* [STATED PROBLEM]
What follows is a set of records; repeat all of them exactly.

(Extracted records)
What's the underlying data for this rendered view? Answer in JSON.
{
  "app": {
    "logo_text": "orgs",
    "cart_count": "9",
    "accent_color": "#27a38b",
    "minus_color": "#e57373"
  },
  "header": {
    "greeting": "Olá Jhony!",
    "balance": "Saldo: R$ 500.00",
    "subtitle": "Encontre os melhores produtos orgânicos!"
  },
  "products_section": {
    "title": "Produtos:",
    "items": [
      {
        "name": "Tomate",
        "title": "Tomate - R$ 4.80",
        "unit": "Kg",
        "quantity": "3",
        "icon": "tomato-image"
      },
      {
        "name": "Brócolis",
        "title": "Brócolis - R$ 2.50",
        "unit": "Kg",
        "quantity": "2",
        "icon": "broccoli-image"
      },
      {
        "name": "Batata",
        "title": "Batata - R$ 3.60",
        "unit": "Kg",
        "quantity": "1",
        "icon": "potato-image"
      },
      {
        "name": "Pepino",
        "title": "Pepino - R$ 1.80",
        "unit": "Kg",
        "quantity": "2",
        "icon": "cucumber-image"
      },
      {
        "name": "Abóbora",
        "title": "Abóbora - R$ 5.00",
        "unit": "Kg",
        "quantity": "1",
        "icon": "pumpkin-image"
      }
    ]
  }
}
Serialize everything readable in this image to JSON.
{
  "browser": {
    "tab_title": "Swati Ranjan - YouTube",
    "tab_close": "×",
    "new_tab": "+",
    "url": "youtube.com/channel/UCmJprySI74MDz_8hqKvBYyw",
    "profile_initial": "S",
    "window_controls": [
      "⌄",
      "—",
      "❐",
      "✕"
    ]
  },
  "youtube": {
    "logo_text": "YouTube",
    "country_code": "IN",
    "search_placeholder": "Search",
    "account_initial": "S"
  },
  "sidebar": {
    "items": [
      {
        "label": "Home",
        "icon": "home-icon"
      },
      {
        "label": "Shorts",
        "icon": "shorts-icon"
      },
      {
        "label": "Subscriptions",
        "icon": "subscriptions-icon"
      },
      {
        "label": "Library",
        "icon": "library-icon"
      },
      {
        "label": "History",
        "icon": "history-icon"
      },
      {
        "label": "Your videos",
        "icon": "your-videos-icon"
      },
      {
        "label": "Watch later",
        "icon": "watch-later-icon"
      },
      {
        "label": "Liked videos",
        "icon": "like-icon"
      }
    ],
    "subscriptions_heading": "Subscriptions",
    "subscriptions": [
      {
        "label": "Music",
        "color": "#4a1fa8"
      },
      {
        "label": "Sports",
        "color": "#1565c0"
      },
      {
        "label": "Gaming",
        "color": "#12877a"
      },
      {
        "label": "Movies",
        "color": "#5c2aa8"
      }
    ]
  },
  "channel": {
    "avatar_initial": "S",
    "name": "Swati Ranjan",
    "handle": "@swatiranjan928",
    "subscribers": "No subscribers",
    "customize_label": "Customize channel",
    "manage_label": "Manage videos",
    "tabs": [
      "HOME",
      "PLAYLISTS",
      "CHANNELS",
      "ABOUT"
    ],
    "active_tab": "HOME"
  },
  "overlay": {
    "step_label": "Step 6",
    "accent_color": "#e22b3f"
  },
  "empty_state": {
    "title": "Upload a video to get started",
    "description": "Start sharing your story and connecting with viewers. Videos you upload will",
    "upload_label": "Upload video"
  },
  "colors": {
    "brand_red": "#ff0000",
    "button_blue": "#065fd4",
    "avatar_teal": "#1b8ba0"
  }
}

* [REPLY TO THE TASK]
What's the underlying data for this rendered view? Answer in JSON.
{
  "app": {
    "logo_text": "orgs",
    "cart_count": "9",
    "accent_color": "#27a38b",
    "minus_color": "#e57373"
  },
  "header": {
    "greeting": "Olá Jhony!",
    "balance": "Saldo: R$ 500.00",
    "subtitle": "Encontre os melhores produtos orgânicos!"
  },
  "products_section": {
    "title": "Produtos:",
    "items": [
      {
        "name": "Tomate",
        "title": "Tomate - R$ 4.80",
        "unit": "Kg",
        "quantity": "3",
        "icon": "tomato-image"
      },
      {
        "name": "Brócolis",
        "title": "Brócolis - R$ 2.50",
        "unit": "Kg",
        "quantity": "2",
        "icon": "broccoli-image"
      },
      {
        "name": "Batata",
        "title": "Batata - R$ 3.60",
        "unit": "Kg",
        "quantity": "1",
        "icon": "potato-image"
      },
      {
        "name": "Pepino",
        "title": "Pepino - R$ 1.80",
        "unit": "Kg",
        "quantity": "2",
        "icon": "cucumber-image"
      },
      {
        "name": "Abóbora",
        "title": "Abóbora - R$ 5.00",
        "unit": "Kg",
        "quantity": "1",
        "icon": "pumpkin-image"
      }
    ]
  }
}
Serialize everything readable in this image to JSON.
{
  "browser": {
    "tab_title": "Swati Ranjan - YouTube",
    "tab_close": "×",
    "new_tab": "+",
    "url": "youtube.com/channel/UCmJprySI74MDz_8hqKvBYyw",
    "profile_initial": "S",
    "window_controls": [
      "⌄",
      "—",
      "❐",
      "✕"
    ]
  },
  "youtube": {
    "logo_text": "YouTube",
    "country_code": "IN",
    "search_placeholder": "Search",
    "account_initial": "S"
  },
  "sidebar": {
    "items": [
      {
        "label": "Home",
        "icon": "home-icon"
      },
      {
        "label": "Shorts",
        "icon": "shorts-icon"
      },
      {
        "label": "Subscriptions",
        "icon": "subscriptions-icon"
      },
      {
        "label": "Library",
        "icon": "library-icon"
      },
      {
        "label": "History",
        "icon": "history-icon"
      },
      {
        "label": "Your videos",
        "icon": "your-videos-icon"
      },
      {
        "label": "Watch later",
        "icon": "watch-later-icon"
      },
      {
        "label": "Liked videos",
        "icon": "like-icon"
      }
    ],
    "subscriptions_heading": "Subscriptions",
    "subscriptions": [
      {
        "label": "Music",
        "color": "#4a1fa8"
      },
      {
        "label": "Sports",
        "color": "#1565c0"
      },
      {
        "label": "Gaming",
        "color": "#12877a"
      },
      {
        "label": "Movies",
        "color": "#5c2aa8"
      }
    ]
  },
  "channel": {
    "avatar_initial": "S",
    "name": "Swati Ranjan",
    "handle": "@swatiranjan928",
    "subscribers": "No subscribers",
    "customize_label": "Customize channel",
    "manage_label": "Manage videos",
    "tabs": [
      "HOME",
      "PLAYLISTS",
      "CHANNELS",
      "ABOUT"
    ],
    "active_tab": "HOME"
  },
  "overlay": {
    "step_label": "Step 6",
    "accent_color": "#e22b3f"
  },
  "empty_state": {
    "title": "Upload a video to get started",
    "description": "Start sharing your story and connecting with viewers. Videos you upload will",
    "upload_label": "Upload video"
  },
  "colors": {
    "brand_red": "#ff0000",
    "button_blue": "#065fd4",
    "avatar_teal": "#1b8ba0"
  }
}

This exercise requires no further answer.